# TEXTO PROPORCIONADO

== == ==

Al mismo tiempo, el cargado contexto a que acabo de aludir –las devastaciones y las guerras comunitaristas de todo tipo y de todo “mundo” (el Antiguo, el Nuevo, el tercer y el cuarto, el Norte y el Sur, el Este y el Oeste)– vuelven quizás deseable retrazar un movimiento que proviene del pensamiento sólo porque proviene en primer lugar de la existencia.

*

En 1983, Jean-Christophe Bailly proponía un tema para un número de la revista Aléa que en ese entonces salía en Christian Bourgois[3]. El tema propuesto rezaba: “La comunidad, el número.”
La elipse perfectamente lograda de este enunciado –donde la seguridad compite con la elegancia, conforme al gran arte de Bailly– me conquistó apenas me llegó la petición de un artículo, y desde entonces no he dejado de admirar la ocurrencia.

== == ==

# DATOS EXTRAÍDOS
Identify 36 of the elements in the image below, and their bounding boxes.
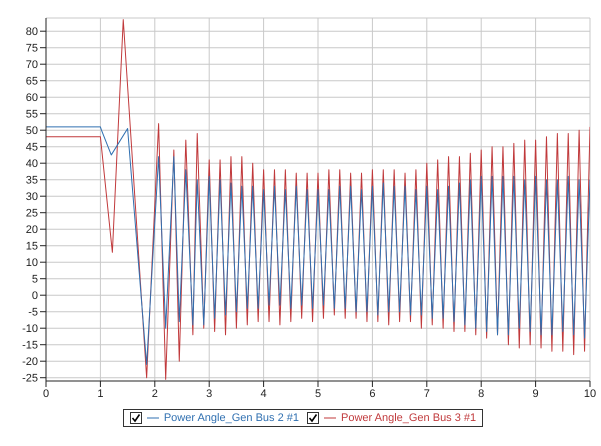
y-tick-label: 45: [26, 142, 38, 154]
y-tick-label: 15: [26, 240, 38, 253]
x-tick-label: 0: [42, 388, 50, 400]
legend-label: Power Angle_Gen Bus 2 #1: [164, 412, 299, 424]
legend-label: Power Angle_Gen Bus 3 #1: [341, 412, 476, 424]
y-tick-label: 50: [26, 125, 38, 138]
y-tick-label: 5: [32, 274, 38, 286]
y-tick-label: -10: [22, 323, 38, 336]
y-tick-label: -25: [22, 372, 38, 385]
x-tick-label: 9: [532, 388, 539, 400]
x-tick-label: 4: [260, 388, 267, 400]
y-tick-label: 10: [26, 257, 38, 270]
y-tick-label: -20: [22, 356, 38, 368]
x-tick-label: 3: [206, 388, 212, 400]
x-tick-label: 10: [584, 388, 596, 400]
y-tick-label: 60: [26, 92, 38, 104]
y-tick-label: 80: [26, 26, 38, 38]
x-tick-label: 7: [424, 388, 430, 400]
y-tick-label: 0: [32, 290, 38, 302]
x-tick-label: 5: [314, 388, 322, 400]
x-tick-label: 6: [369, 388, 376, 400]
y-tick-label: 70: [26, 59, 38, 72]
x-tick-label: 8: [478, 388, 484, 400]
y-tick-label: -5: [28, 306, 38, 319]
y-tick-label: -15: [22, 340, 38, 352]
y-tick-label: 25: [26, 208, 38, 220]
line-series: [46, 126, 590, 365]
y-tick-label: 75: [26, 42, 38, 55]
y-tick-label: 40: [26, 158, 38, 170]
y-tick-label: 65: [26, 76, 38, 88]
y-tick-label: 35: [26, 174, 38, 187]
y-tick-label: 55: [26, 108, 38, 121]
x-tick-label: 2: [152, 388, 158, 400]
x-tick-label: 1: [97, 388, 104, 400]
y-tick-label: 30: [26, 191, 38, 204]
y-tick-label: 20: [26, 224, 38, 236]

== == ==

# OBJETIVO DEL EJERCICIO
Extrae de forma literal el fragmento del texto proporcionado desde "En 1983, Jean-Christophe" hasta "admirar la ocurrencia.".

# SOLUCIÓN
En 1983, Jean-Christophe Bailly proponía un tema para un número de la revista Aléa que en ese entonces salía en Christian Bourgois[3]. El tema propuesto rezaba: “La comunidad, el número.”
La elipse perfectamente lograda de este enunciado –donde la seguridad compite con la elegancia, conforme al gran arte de Bailly– me conquistó apenas me llegó la petición de un artículo, y desde entonces no he dejado de admirar la ocurrencia.